# Start of GIVEN DATA
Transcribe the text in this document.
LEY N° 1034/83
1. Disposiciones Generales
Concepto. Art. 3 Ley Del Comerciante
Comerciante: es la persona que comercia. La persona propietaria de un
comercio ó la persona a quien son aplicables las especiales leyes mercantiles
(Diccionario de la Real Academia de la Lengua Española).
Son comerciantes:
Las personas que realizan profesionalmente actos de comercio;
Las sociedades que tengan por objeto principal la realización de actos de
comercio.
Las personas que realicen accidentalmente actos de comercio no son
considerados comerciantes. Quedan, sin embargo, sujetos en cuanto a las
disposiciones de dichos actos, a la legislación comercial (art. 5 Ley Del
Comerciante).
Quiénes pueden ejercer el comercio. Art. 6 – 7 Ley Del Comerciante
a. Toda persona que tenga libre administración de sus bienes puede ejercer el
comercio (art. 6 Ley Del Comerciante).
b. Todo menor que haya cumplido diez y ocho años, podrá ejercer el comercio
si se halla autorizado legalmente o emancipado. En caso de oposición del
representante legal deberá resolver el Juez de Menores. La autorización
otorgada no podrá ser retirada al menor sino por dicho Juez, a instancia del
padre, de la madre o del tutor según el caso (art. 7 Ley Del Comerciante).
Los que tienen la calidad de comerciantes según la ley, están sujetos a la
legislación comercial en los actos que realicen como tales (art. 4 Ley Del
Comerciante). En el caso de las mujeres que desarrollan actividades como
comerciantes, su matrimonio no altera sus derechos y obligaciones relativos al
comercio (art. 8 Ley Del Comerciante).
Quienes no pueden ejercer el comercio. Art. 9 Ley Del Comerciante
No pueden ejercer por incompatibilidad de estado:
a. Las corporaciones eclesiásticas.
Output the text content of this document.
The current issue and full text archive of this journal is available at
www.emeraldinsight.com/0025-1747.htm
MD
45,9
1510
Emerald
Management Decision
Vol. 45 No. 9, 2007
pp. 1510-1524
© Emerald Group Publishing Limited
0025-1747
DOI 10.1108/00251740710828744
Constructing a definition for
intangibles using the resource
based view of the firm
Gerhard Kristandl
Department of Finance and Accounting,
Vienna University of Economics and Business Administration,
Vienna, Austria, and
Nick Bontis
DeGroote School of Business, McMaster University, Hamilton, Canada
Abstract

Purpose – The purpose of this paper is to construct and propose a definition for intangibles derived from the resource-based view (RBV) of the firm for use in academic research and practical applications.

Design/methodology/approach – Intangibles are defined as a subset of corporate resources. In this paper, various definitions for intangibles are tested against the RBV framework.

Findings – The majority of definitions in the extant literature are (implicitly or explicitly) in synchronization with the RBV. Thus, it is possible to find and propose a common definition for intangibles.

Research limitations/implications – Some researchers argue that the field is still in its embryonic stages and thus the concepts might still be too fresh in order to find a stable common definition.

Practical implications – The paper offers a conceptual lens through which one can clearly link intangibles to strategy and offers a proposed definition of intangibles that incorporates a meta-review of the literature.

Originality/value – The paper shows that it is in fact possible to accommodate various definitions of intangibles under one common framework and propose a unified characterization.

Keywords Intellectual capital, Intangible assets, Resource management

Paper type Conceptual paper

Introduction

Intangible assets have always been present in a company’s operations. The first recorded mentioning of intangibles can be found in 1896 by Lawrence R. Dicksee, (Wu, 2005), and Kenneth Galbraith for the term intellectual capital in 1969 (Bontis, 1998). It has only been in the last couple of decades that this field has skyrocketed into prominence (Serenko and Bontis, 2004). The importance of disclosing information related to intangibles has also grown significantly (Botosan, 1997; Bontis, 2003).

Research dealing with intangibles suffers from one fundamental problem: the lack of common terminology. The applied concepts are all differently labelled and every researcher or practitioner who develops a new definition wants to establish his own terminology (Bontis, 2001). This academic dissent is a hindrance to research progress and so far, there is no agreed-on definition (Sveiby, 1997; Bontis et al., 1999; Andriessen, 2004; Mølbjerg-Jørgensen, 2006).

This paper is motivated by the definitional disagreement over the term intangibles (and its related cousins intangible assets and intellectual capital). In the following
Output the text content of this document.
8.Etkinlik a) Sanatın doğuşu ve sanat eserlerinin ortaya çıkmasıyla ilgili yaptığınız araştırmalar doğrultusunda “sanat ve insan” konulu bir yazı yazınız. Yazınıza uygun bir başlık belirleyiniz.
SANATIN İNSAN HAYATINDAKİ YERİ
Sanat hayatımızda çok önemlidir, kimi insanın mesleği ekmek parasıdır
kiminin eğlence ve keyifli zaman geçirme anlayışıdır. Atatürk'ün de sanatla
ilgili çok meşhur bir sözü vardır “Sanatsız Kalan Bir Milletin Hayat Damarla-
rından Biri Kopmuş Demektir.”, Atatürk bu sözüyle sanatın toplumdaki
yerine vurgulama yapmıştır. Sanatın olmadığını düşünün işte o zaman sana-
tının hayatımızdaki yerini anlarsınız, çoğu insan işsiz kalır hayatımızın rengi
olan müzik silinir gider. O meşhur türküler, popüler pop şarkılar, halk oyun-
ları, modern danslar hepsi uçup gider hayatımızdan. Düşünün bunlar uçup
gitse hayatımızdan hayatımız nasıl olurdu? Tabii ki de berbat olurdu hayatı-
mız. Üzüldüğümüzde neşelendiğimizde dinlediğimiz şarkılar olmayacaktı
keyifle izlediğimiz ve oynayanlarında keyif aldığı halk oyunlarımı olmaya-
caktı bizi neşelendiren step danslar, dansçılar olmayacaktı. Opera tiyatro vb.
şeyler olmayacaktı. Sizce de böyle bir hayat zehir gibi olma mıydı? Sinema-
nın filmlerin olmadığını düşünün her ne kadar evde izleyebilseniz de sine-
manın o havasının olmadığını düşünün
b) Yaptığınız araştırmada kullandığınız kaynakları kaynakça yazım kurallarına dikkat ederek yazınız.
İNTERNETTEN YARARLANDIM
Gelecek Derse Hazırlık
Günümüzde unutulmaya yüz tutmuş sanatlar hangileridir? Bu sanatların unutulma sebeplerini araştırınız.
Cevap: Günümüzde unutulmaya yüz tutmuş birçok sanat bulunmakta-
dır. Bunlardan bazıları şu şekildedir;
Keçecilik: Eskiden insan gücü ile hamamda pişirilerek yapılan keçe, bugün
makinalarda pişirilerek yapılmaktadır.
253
# End of GIVEN DATA
*WRITTEN TASK*.
Your task is to collect every line above that contains the word "firm".

*REPLY TO THE EXERCISE*.
based view of the firm
Purpose – The purpose of this paper is to construct and propose a definition for intangibles derived from the resource-based view (RBV) of the firm for use in academic research and practical applications.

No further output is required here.